[Source records]
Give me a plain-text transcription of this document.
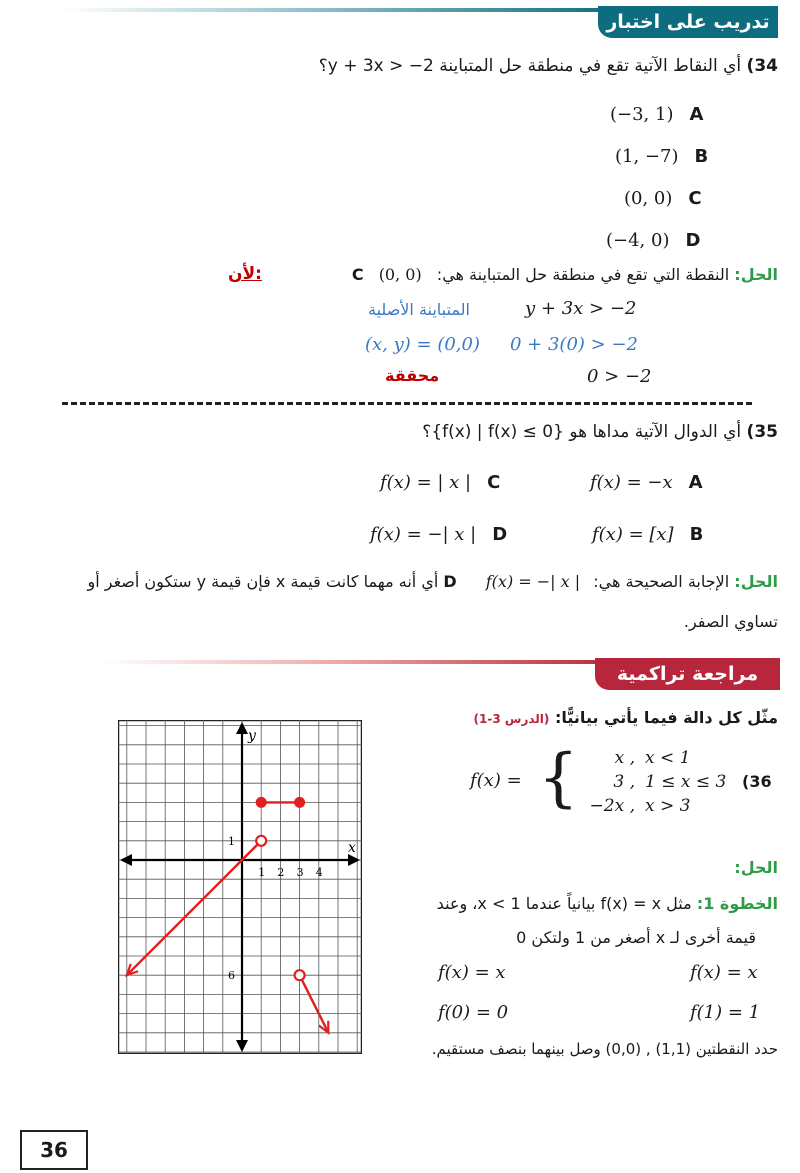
تدريب على اختبار
34) أي النقاط الآتية تقع في منطقة حل المتباينة y + 3x > −2؟
(−3, 1) A
(1, −7) B
(0, 0) C
(−4, 0) D
الحل: النقطة التي تقع في منطقة حل المتباينة هي: C (0, 0)
لأن:
y + 3x > −2
المتباينة الأصلية
0 + 3(0) > −2
(x, y) = (0,0)
0 > −2
محققة
35) أي الدوال الآتية مداها هو {f(x) | f(x) ≤ 0}؟
f(x) = | x | C	f(x) = −x A
f(x) = −| x | D	f(x) = [x] B
الحل: الإجابة الصحيحة هي: D f(x) = −| x | أي أنه مهما كانت قيمة x فإن قيمة y ستكون أصغر أو
تساوي الصفر.
مراجعة تراكمية
مثّل كل دالة فيما يأتي بيانيًّا: (الدرس 3-1)
f(x) = {	x , x < 1
3 , 1 ≤ x ≤ 3
−2x , x > 3
(36
الحل:
الخطوة 1: مثل f(x) = x بيانياً عندما x < 1، وعند
قيمة أخرى لـ x أصغر من 1 ولتكن 0
f(x) = x	f(x) = x
f(0) = 0	f(1) = 1
حدد النقطتين (1,1) , (0,0) وصل بينهما بنصف مستقيم.
x
y
1 2 3 4
1
6
36
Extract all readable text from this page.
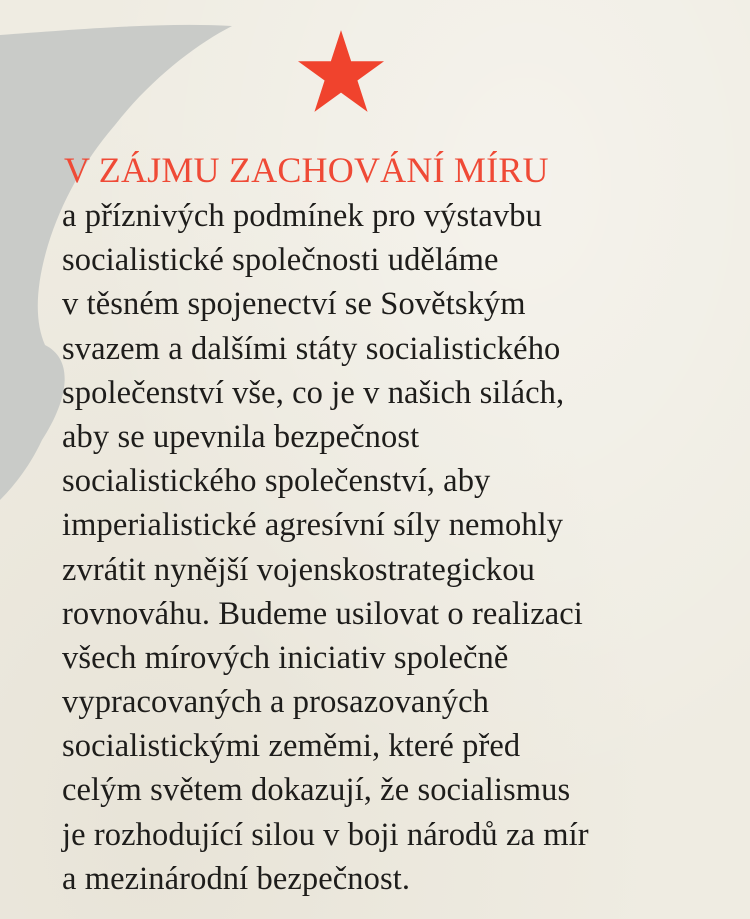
V ZÁJMU ZACHOVÁNÍ MÍRU
a příznivých podmínek pro výstavbu
socialistické společnosti uděláme
v těsném spojenectví se Sovětským
svazem a dalšími státy socialistického
společenství vše, co je v našich silách,
aby se upevnila bezpečnost
socialistického společenství, aby
imperialistické agresívní síly nemohly
zvrátit nynější vojenskostrategickou
rovnováhu. Budeme usilovat o realizaci
všech mírových iniciativ společně
vypracovaných a prosazovaných
socialistickými zeměmi, které před
celým světem dokazují, že socialismus
je rozhodující silou v boji národů za mír
a mezinárodní bezpečnost.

- Problem to solve:
Copy each line of the records containing the string "الحل".

- Task answer:
الحل: النقطة التي تقع في منطقة حل المتباينة هي: C (0, 0)
الحل: الإجابة الصحيحة هي: D f(x) = −| x | أي أنه مهما كانت قيمة x فإن قيمة y ستكون أصغر أو
الحل:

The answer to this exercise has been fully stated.